> SOURCE DOCUMENT:
··········
By Sasha Frere-JonesPosted Friday, March 5, 2004, at 3:02 PM ET
Writers know the homeland is an obedient trope. Point to "America," and readers will populate the word before the writer has a chance: Pioneers with bumptious spirit! Thin-skinned consumers! Almost any reading of the country ends up sounding right—Walt Whitman figured this out in 1855. Critic Greil Marcus has made an effective case for evidence of a "weird old America" resident in the works of Bob Dylan and other American songwriters. The U.S. government is not above using representations of the country to convince the rest of the world that we are a caring, sensitive bunch. That these readings don't agree with one another or even describe the same experience of being American doesn't mean they don't describe some version of America. Meanwhile, the 160 recordings collected in the remarkable new six-disc box set Goodbye, Babylon describe America with a minimum of sentiment. Which America the collection describes depends on how you feel about Christianity. And blood. And pump organs.
Goodbye, Babylon is the ark of the covenant as realized largely by three passionate music obsessives: Dust-to-Digital's young founder, Lance Ledbetter, and veteran record collectors Joe Bussard and Dick Spottswood. The box really is a box—a 13-by-8 cedar rectangle with an image of the Tower of Babel on the lid. Inside are two clumps of raw cotton, six CDs, and a 200-page book. This level of commitment seems appropriate for eight hours of religious song recorded between 1901 and 1960. The range of work here is so broad that using any single word like "gospel" to describe it is inaccurate as taxonomy and as suggestion. There are recordings of black church sermons that blur the line between text and song, Sacred Harp singing (a large group activity that emphasizes participation over skill), bluegrass testimonials, bloody warnings, and blues singers moonlighting for God. Starbucks would have a hell of a time selling this one with lattes.
On a purely musical level, the contents are almost oppressively impressive. Most of what happened in nightclubs during the second half of the century happened originally in a church some time during the first half. Anything goes—tootling pipes, shimmering banjos, bells, bottles, clapping, stomping, mania, and careful deliberation.
There are songs that sound like what you expect religious song to sound like: Rev. T.T. Moses and Singers' wonderful "Goodbye, Babylon" is a barely contained dose of unbridled singing and rollicking piano led by a preacher who can't stop himself from celebrating, even if it's death he's throwing a party for. Some sound nothing like any kind of devotional song: Washington Phillips' "Lift Him Up That's All," was recorded in 1927, and it's hypnotic and strangely confident. The calm recitation recalls the cadences of Bob Dylan more than just a little, and the fantastic twinkling sound running beneath the voice is allegedly a "Dolceola," though the notes don't elaborate what a Dolceola may be. Some songs are glimpses of the future: The Golden Gate Jubilee Quartet's "Found a Wonderful Savior" is a crisp, four-part harmony song that hints at doo-wop to come. If you want to know where Jack White of the White Stripes gets his inspiration, listen to the remarkable "I Got To Cross the River of Jordan" by Blind Willie McTell. His plea sounds both pained and resolute. The vibrato of McTell's voice is echoed in the gently wobbling, pulsing slide guitar. It is not hard to imagine starting a band after hearing it.
··········
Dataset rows
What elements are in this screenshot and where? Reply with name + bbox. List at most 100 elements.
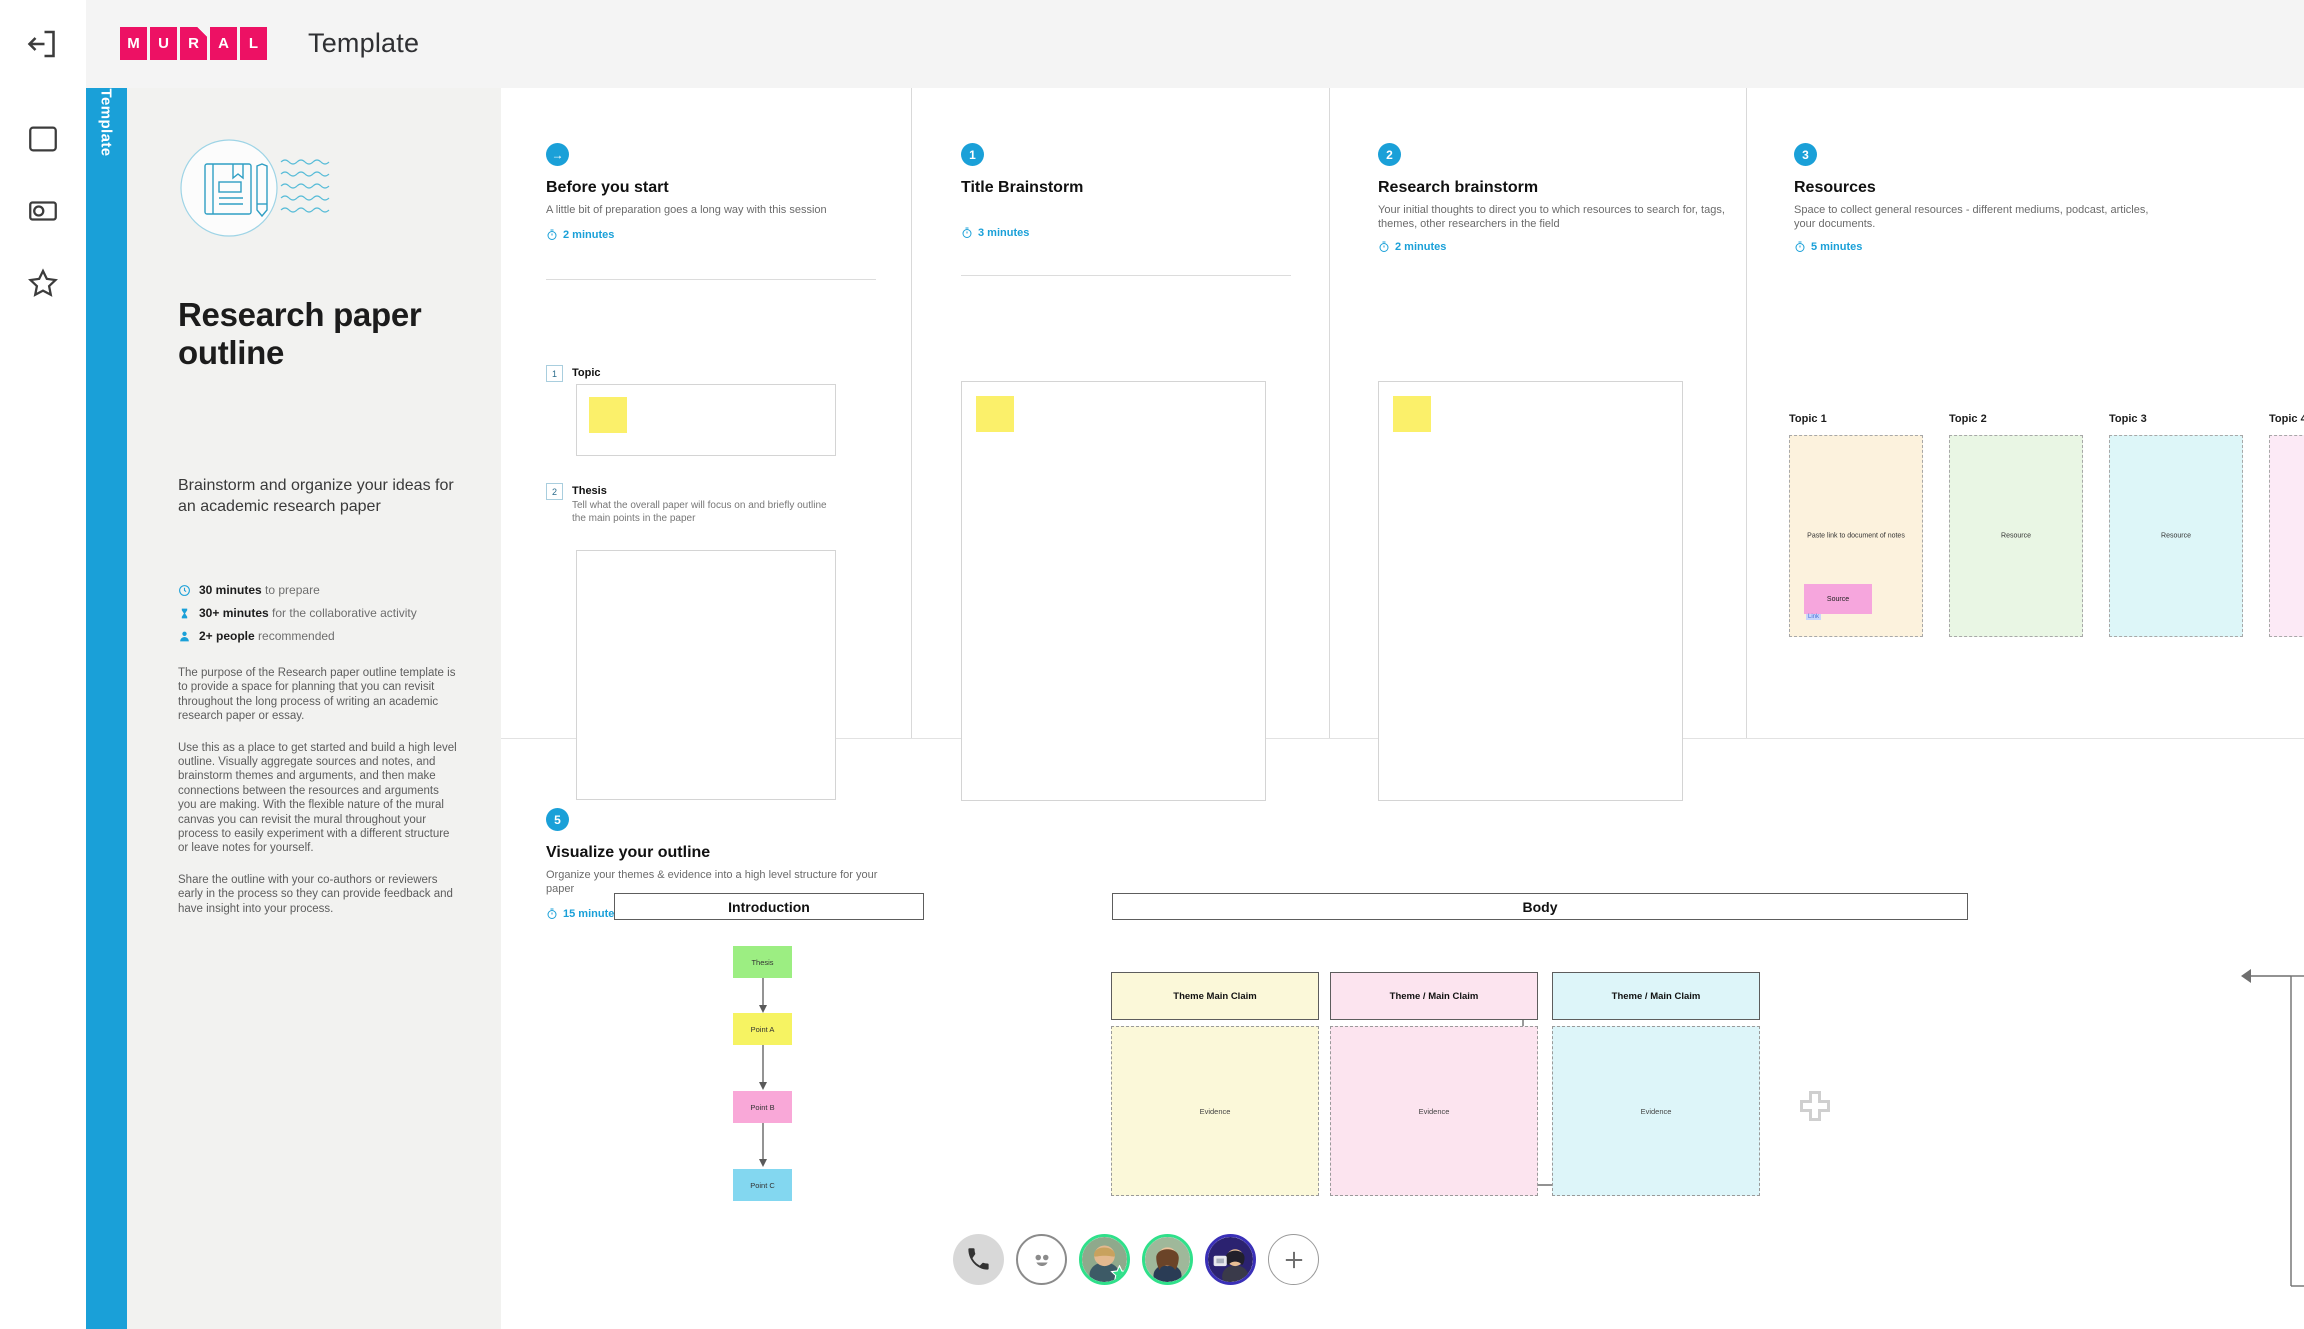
section-badge-arrow: →: [546, 143, 569, 166]
meta-rest-prepare: to prepare: [261, 583, 320, 597]
topic-card-2[interactable]: Resource: [1949, 435, 2083, 637]
section-title-2: Research brainstorm: [1378, 179, 1539, 196]
section-before-you-start[interactable]: → Before you start A little bit of prepa…: [546, 143, 876, 280]
topic-label-4: Topic 4: [2269, 413, 2304, 425]
section-time-3: 5 minutes: [1794, 241, 2164, 253]
info-paragraph-2: Use this as a place to get started and b…: [178, 741, 457, 855]
topic-column-2[interactable]: Topic 2 Resource: [1949, 413, 2083, 637]
section-desc-before: A little bit of preparation goes a long …: [546, 204, 827, 216]
timer-icon: [962, 227, 972, 238]
topic-frame[interactable]: [576, 384, 836, 456]
topic-inner-text-1: Paste link to document of notes: [1807, 532, 1905, 540]
plus-icon: [1285, 1251, 1302, 1268]
title-brainstorm-frame[interactable]: [961, 381, 1266, 801]
step-label-thesis: Thesis: [572, 485, 607, 497]
meta-strong-people: 2+ people: [199, 629, 255, 643]
exit-button[interactable]: [0, 0, 86, 88]
meta-strong-prepare: 30 minutes: [199, 583, 262, 597]
plus-separator-2: [1797, 1088, 1833, 1129]
source-link[interactable]: Link: [1806, 614, 1822, 620]
column-divider-2: [1329, 88, 1330, 738]
mural-canvas[interactable]: → Before you start A little bit of prepa…: [501, 88, 2304, 1329]
topic-column-4[interactable]: Topic 4: [2269, 413, 2304, 637]
smiley-icon: [1034, 1254, 1048, 1266]
participant-avatar-2[interactable]: [1142, 1234, 1193, 1285]
section-divider-1: [961, 275, 1291, 276]
info-subtitle: Brainstorm and organize your ideas for a…: [178, 477, 454, 515]
sticky-note-topic[interactable]: [589, 397, 627, 433]
theme-claim-1[interactable]: Theme Main Claim: [1111, 972, 1319, 1020]
sticky-note-research[interactable]: [1393, 396, 1431, 432]
reaction-button[interactable]: [1016, 1234, 1067, 1285]
section-badge-3: 3: [1794, 143, 1817, 166]
participant-avatar-3[interactable]: [1205, 1234, 1256, 1285]
section-time-1-label: 3 minutes: [978, 227, 1030, 239]
section-divider-before: [546, 279, 876, 280]
step-topic[interactable]: 1 Topic: [546, 365, 601, 382]
topic-column-1[interactable]: Topic 1 Paste link to document of notes …: [1789, 413, 1923, 637]
section-desc-2: Your initial thoughts to direct you to w…: [1378, 204, 1725, 230]
meta-row-people: 2+ people recommended: [178, 629, 478, 643]
logo-letter-a: A: [210, 27, 237, 60]
rail-item-notes[interactable]: [16, 112, 70, 166]
template-side-tab[interactable]: Template: [86, 88, 127, 1329]
topic-label-3: Topic 3: [2109, 413, 2147, 425]
section-resources[interactable]: 3 Resources Space to collect general res…: [1794, 143, 2164, 253]
meta-strong-activity: 30+ minutes: [199, 606, 269, 620]
logo-letter-u: U: [150, 27, 177, 60]
mural-logo[interactable]: M U R A L: [120, 27, 267, 60]
column-divider-1: [911, 88, 912, 738]
sticky-note-title[interactable]: [976, 396, 1014, 432]
notebook-pen-icon: [180, 139, 330, 237]
step-desc-thesis: Tell what the overall paper will focus o…: [572, 500, 827, 524]
research-brainstorm-frame[interactable]: [1378, 381, 1683, 801]
section-research-brainstorm[interactable]: 2 Research brainstorm Your initial thoug…: [1378, 143, 1728, 253]
avatar: [1208, 1237, 1253, 1282]
topic-card-3[interactable]: Resource: [2109, 435, 2243, 637]
logo-letter-l: L: [240, 27, 267, 60]
step-thesis[interactable]: 2 Thesis Tell what the overall paper wil…: [546, 483, 846, 525]
section-badge-2: 2: [1378, 143, 1401, 166]
add-participant-button[interactable]: [1268, 1234, 1319, 1285]
meta-row-prepare: 30 minutes to prepare: [178, 583, 478, 597]
template-tab-label: Template: [97, 88, 115, 157]
meta-row-activity: 30+ minutes for the collaborative activi…: [178, 606, 478, 620]
section-desc-3: Space to collect general resources - dif…: [1794, 204, 2149, 230]
star-icon: [28, 268, 58, 297]
section-badge-1: 1: [961, 143, 984, 166]
participant-avatar-1[interactable]: [1079, 1234, 1130, 1285]
call-button[interactable]: [953, 1234, 1004, 1285]
page-title: Template: [308, 28, 420, 58]
body-band[interactable]: Body: [1112, 893, 1968, 920]
topic-card-4[interactable]: [2269, 435, 2304, 637]
person-icon: [180, 631, 189, 642]
theme-claim-2[interactable]: Theme / Main Claim: [1330, 972, 1538, 1020]
meta-rest-activity: for the collaborative activity: [268, 606, 417, 620]
evidence-box-1[interactable]: Evidence: [1111, 1026, 1319, 1196]
source-sticky-note[interactable]: Source: [1804, 584, 1872, 614]
meta-rest-people: recommended: [254, 629, 335, 643]
intro-chain-arrows: [759, 978, 767, 1167]
section-title-3: Resources: [1794, 179, 1876, 196]
introduction-band[interactable]: Introduction: [614, 893, 924, 920]
topic-column-3[interactable]: Topic 3 Resource: [2109, 413, 2243, 637]
topic-card-1[interactable]: Paste link to document of notes Source L…: [1789, 435, 1923, 637]
info-paragraph-3: Share the outline with your co-authors o…: [178, 873, 453, 915]
evidence-box-3[interactable]: Evidence: [1552, 1026, 1760, 1196]
avatar: [1145, 1237, 1190, 1282]
thesis-frame[interactable]: [576, 550, 836, 800]
section-title-brainstorm[interactable]: 1 Title Brainstorm 3 minutes: [961, 143, 1291, 276]
column-divider-3: [1746, 88, 1747, 738]
logo-letter-r: R: [180, 27, 207, 60]
step-number-2: 2: [546, 483, 563, 500]
rail-item-shapes[interactable]: [16, 184, 70, 238]
rail-item-favorites[interactable]: [16, 256, 70, 310]
participants-toolbar[interactable]: [953, 1234, 1319, 1285]
theme-claim-3[interactable]: Theme / Main Claim: [1552, 972, 1760, 1020]
section-time-2-label: 2 minutes: [1395, 241, 1447, 253]
info-description: The purpose of the Research paper outlin…: [178, 666, 460, 933]
sticky-note-icon: [29, 126, 57, 152]
evidence-box-2[interactable]: Evidence: [1330, 1026, 1538, 1196]
section-time-1: 3 minutes: [961, 227, 1291, 239]
hourglass-icon: [181, 608, 188, 619]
··········
> TASK SET:
A. Using the review above the rows, answer these:
(i) What wood is the box set's case made of?
(ii) How many pages long is the book inside the box?
(iii) In what year was "Lift Him Up That's All" recorded?
B. Please list every song title the review names, each with its performer.

> LIST OF SOLUTIONS:
A.
(i) Cedar
(ii) 200 pages
(iii) 1927

B.
"Goodbye, Babylon" by Rev. T.T. Moses and Singers
"Lift Him Up That's All" by Washington Phillips
"Found a Wonderful Savior" by The Golden Gate Jubilee Quartet
"I Got To Cross the River of Jordan" by Blind Willie McTell